YOUR INSTRUCTIONS - Type out every line below exactly as it reads.

Stored data entries:

******************************

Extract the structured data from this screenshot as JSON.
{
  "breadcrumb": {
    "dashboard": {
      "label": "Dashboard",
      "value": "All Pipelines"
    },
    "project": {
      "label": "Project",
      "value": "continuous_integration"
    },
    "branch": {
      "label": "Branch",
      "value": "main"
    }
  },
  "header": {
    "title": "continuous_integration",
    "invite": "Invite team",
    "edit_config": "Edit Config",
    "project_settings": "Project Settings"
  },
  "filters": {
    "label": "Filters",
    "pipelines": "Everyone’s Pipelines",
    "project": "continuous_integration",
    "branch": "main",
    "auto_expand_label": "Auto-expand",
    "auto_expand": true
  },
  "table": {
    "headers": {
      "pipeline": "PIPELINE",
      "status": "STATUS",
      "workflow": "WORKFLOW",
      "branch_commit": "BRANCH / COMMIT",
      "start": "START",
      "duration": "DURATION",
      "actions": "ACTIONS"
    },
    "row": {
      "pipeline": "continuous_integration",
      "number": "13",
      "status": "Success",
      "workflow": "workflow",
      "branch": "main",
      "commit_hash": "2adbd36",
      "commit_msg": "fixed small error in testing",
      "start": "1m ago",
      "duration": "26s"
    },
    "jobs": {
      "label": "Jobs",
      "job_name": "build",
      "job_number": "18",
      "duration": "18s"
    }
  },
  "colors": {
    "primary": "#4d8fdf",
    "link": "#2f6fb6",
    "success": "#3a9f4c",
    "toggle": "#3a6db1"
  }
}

******************************

WRITTEN REPLY -
Extract the structured data from this screenshot as JSON.
{
  "breadcrumb": {
    "dashboard": {
      "label": "Dashboard",
      "value": "All Pipelines"
    },
    "project": {
      "label": "Project",
      "value": "continuous_integration"
    },
    "branch": {
      "label": "Branch",
      "value": "main"
    }
  },
  "header": {
    "title": "continuous_integration",
    "invite": "Invite team",
    "edit_config": "Edit Config",
    "project_settings": "Project Settings"
  },
  "filters": {
    "label": "Filters",
    "pipelines": "Everyone’s Pipelines",
    "project": "continuous_integration",
    "branch": "main",
    "auto_expand_label": "Auto-expand",
    "auto_expand": true
  },
  "table": {
    "headers": {
      "pipeline": "PIPELINE",
      "status": "STATUS",
      "workflow": "WORKFLOW",
      "branch_commit": "BRANCH / COMMIT",
      "start": "START",
      "duration": "DURATION",
      "actions": "ACTIONS"
    },
    "row": {
      "pipeline": "continuous_integration",
      "number": "13",
      "status": "Success",
      "workflow": "workflow",
      "branch": "main",
      "commit_hash": "2adbd36",
      "commit_msg": "fixed small error in testing",
      "start": "1m ago",
      "duration": "26s"
    },
    "jobs": {
      "label": "Jobs",
      "job_name": "build",
      "job_number": "18",
      "duration": "18s"
    }
  },
  "colors": {
    "primary": "#4d8fdf",
    "link": "#2f6fb6",
    "success": "#3a9f4c",
    "toggle": "#3a6db1"
  }
}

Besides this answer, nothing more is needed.